Given request | Produce an exact copy of all the data below, dropping every image.

Provided material |
——

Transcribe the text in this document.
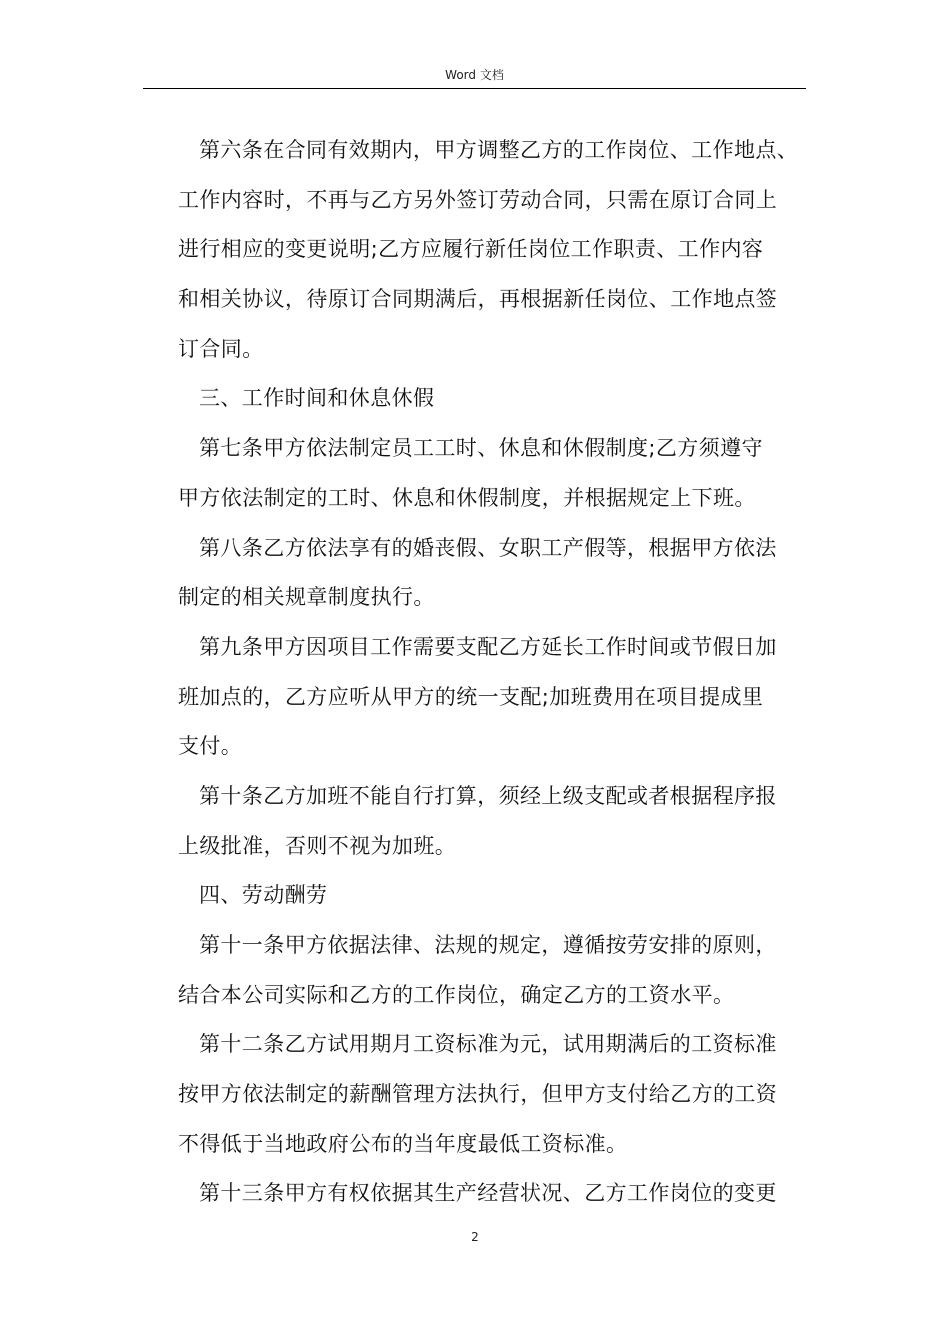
Word 文档
第六条在合同有效期内，甲方调整乙方的工作岗位、工作地点、
工作内容时，不再与乙方另外签订劳动合同，只需在原订合同上
进行相应的变更说明;乙方应履行新任岗位工作职责、工作内容
和相关协议，待原订合同期满后，再根据新任岗位、工作地点签
订合同。
三、工作时间和休息休假
第七条甲方依法制定员工工时、休息和休假制度;乙方须遵守
甲方依法制定的工时、休息和休假制度，并根据规定上下班。
第八条乙方依法享有的婚丧假、女职工产假等，根据甲方依法
制定的相关规章制度执行。
第九条甲方因项目工作需要支配乙方延长工作时间或节假日加
班加点的，乙方应听从甲方的统一支配;加班费用在项目提成里
支付。
第十条乙方加班不能自行打算，须经上级支配或者根据程序报
上级批准，否则不视为加班。
四、劳动酬劳
第十一条甲方依据法律、法规的规定，遵循按劳安排的原则，
结合本公司实际和乙方的工作岗位，确定乙方的工资水平。
第十二条乙方试用期月工资标准为元，试用期满后的工资标准
按甲方依法制定的薪酬管理方法执行，但甲方支付给乙方的工资
不得低于当地政府公布的当年度最低工资标准。
第十三条甲方有权依据其生产经营状况、乙方工作岗位的变更
2
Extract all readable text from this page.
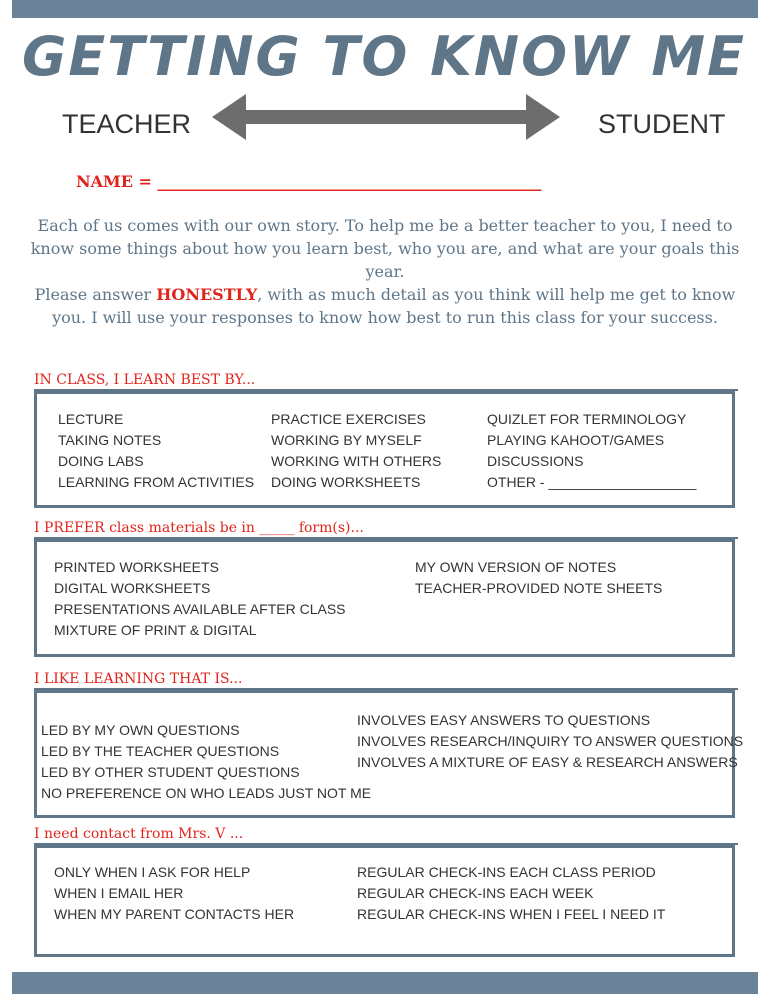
GETTING TO KNOW ME
TEACHER	STUDENT
NAME = ________________________________________________

Each of us comes with our own story. To help me be a better teacher to you, I need to know some things about how you learn best, who you are, and what are your goals this year.

Please answer HONESTLY, with as much detail as you think will help me get to know you. I will use your responses to know how best to run this class for your success.

IN CLASS, I LEARN BEST BY...
LECTURE
TAKING NOTES
DOING LABS
LEARNING FROM ACTIVITIES
PRACTICE EXERCISES
WORKING BY MYSELF
WORKING WITH OTHERS
DOING WORKSHEETS
QUIZLET FOR TERMINOLOGY
PLAYING KAHOOT/GAMES
DISCUSSIONS
OTHER - ___________________
I PREFER class materials be in _____ form(s)...
PRINTED WORKSHEETS
DIGITAL WORKSHEETS
PRESENTATIONS AVAILABLE AFTER CLASS
MIXTURE OF PRINT & DIGITAL
MY OWN VERSION OF NOTES
TEACHER-PROVIDED NOTE SHEETS
I LIKE LEARNING THAT IS...
LED BY MY OWN QUESTIONS
LED BY THE TEACHER QUESTIONS
LED BY OTHER STUDENT QUESTIONS
NO PREFERENCE ON WHO LEADS JUST NOT ME
INVOLVES EASY ANSWERS TO QUESTIONS
INVOLVES RESEARCH/INQUIRY TO ANSWER QUESTIONS
INVOLVES A MIXTURE OF EASY & RESEARCH ANSWERS
I need contact from Mrs. V ...
ONLY WHEN I ASK FOR HELP
WHEN I EMAIL HER
WHEN MY PARENT CONTACTS HER
REGULAR CHECK-INS EACH CLASS PERIOD
REGULAR CHECK-INS EACH WEEK
REGULAR CHECK-INS WHEN I FEEL I NEED IT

——

Answer to this exercise |
Transcribe the text in this document.
Word 文档
第六条在合同有效期内，甲方调整乙方的工作岗位、工作地点、
工作内容时，不再与乙方另外签订劳动合同，只需在原订合同上
进行相应的变更说明;乙方应履行新任岗位工作职责、工作内容
和相关协议，待原订合同期满后，再根据新任岗位、工作地点签
订合同。
三、工作时间和休息休假
第七条甲方依法制定员工工时、休息和休假制度;乙方须遵守
甲方依法制定的工时、休息和休假制度，并根据规定上下班。
第八条乙方依法享有的婚丧假、女职工产假等，根据甲方依法
制定的相关规章制度执行。
第九条甲方因项目工作需要支配乙方延长工作时间或节假日加
班加点的，乙方应听从甲方的统一支配;加班费用在项目提成里
支付。
第十条乙方加班不能自行打算，须经上级支配或者根据程序报
上级批准，否则不视为加班。
四、劳动酬劳
第十一条甲方依据法律、法规的规定，遵循按劳安排的原则，
结合本公司实际和乙方的工作岗位，确定乙方的工资水平。
第十二条乙方试用期月工资标准为元，试用期满后的工资标准
按甲方依法制定的薪酬管理方法执行，但甲方支付给乙方的工资
不得低于当地政府公布的当年度最低工资标准。
第十三条甲方有权依据其生产经营状况、乙方工作岗位的变更
2
Extract all readable text from this page.
GETTING TO KNOW ME
TEACHER	STUDENT
NAME = ________________________________________________

Each of us comes with our own story. To help me be a better teacher to you, I need to know some things about how you learn best, who you are, and what are your goals this year.

Please answer HONESTLY, with as much detail as you think will help me get to know you. I will use your responses to know how best to run this class for your success.

IN CLASS, I LEARN BEST BY...
LECTURE
TAKING NOTES
DOING LABS
LEARNING FROM ACTIVITIES
PRACTICE EXERCISES
WORKING BY MYSELF
WORKING WITH OTHERS
DOING WORKSHEETS
QUIZLET FOR TERMINOLOGY
PLAYING KAHOOT/GAMES
DISCUSSIONS
OTHER - ___________________
I PREFER class materials be in _____ form(s)...
PRINTED WORKSHEETS
DIGITAL WORKSHEETS
PRESENTATIONS AVAILABLE AFTER CLASS
MIXTURE OF PRINT & DIGITAL
MY OWN VERSION OF NOTES
TEACHER-PROVIDED NOTE SHEETS
I LIKE LEARNING THAT IS...
LED BY MY OWN QUESTIONS
LED BY THE TEACHER QUESTIONS
LED BY OTHER STUDENT QUESTIONS
NO PREFERENCE ON WHO LEADS JUST NOT ME
INVOLVES EASY ANSWERS TO QUESTIONS
INVOLVES RESEARCH/INQUIRY TO ANSWER QUESTIONS
INVOLVES A MIXTURE OF EASY & RESEARCH ANSWERS
I need contact from Mrs. V ...
ONLY WHEN I ASK FOR HELP
WHEN I EMAIL HER
WHEN MY PARENT CONTACTS HER
REGULAR CHECK-INS EACH CLASS PERIOD
REGULAR CHECK-INS EACH WEEK
REGULAR CHECK-INS WHEN I FEEL I NEED IT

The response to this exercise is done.